> **Task details**:
Look for "into" in the listing below. Gather each line that contains it.
** Start **
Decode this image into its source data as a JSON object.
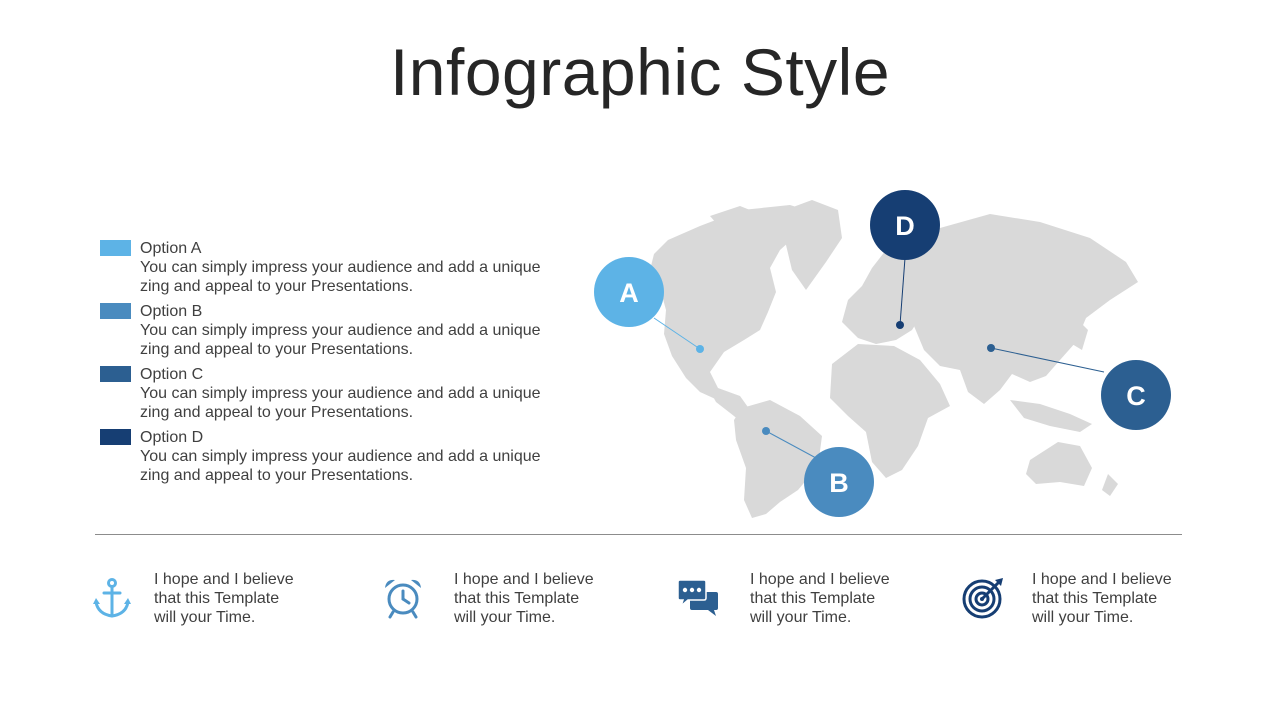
{
  "title": "Infographic Style",
  "colors": {
    "a": "#5DB3E6",
    "b": "#4A8BBF",
    "c": "#2C5F91",
    "d": "#163E73",
    "land": "#D9D9D9"
  },
  "legend": [
    {
      "label": "Option A",
      "desc": "You can simply impress your audience and add a unique zing and appeal to your Presentations."
    },
    {
      "label": "Option B",
      "desc": "You can simply impress your audience and add a unique zing and appeal to your Presentations."
    },
    {
      "label": "Option C",
      "desc": "You can simply impress your audience and add a unique zing and appeal to your Presentations."
    },
    {
      "label": "Option D",
      "desc": "You can simply impress your audience and add a unique zing and appeal to your Presentations."
    }
  ],
  "markers": {
    "a": "A",
    "b": "B",
    "c": "C",
    "d": "D"
  },
  "features": [
    {
      "icon": "anchor-icon",
      "text": "I hope and I believe\nthat this Template\nwill your Time."
    },
    {
      "icon": "alarm-clock-icon",
      "text": "I hope and I believe\nthat this Template\nwill your Time."
    },
    {
      "icon": "chat-bubbles-icon",
      "text": "I hope and I believe\nthat this Template\nwill your Time."
    },
    {
      "icon": "target-icon",
      "text": "I hope and I believe\nthat this Template\nwill your Time."
    }
  ]
}
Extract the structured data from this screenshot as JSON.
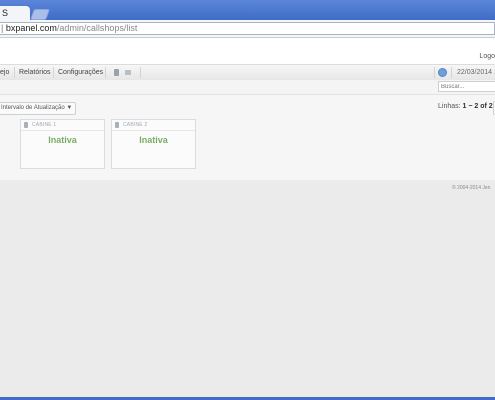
{
  "browser": {
    "tab_title": "S",
    "url_prefix": "|",
    "url_host": "bxpanel.com",
    "url_path": "/admin/callshops/list"
  },
  "header": {
    "logout_label": "Logo"
  },
  "nav": {
    "items": [
      "ejo",
      "Relatórios",
      "Configurações"
    ],
    "date": "22/03/2014 1"
  },
  "search": {
    "placeholder": "Buscar..."
  },
  "toolbar": {
    "interval_label": "Intervalo de Atualização",
    "interval_caret": "▼",
    "pager_prefix": "Linhas:",
    "pager_range": "1 − 2 of 2"
  },
  "booths": [
    {
      "name": "CABINE 1",
      "status": "Inativa"
    },
    {
      "name": "CABINE 2",
      "status": "Inativa"
    }
  ],
  "footer": {
    "copyright": "© 2004-2014 Jen"
  },
  "colors": {
    "status_inactive": "#7cac67",
    "browser_frame": "#3f6cc7"
  }
}
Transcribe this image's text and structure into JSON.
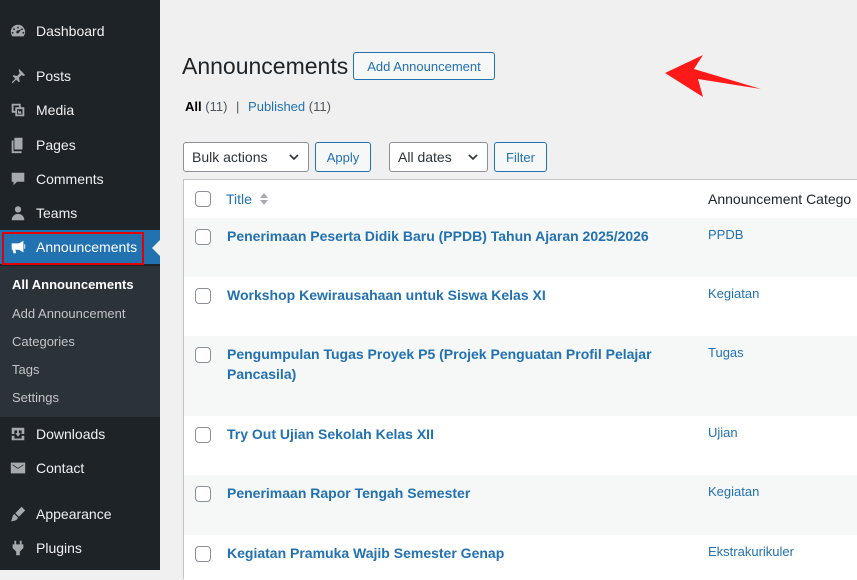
** End **
> **Completed exercise**:
Decode this image into its source data as a JSON object.
Transcribe this image's text and structure into JSON.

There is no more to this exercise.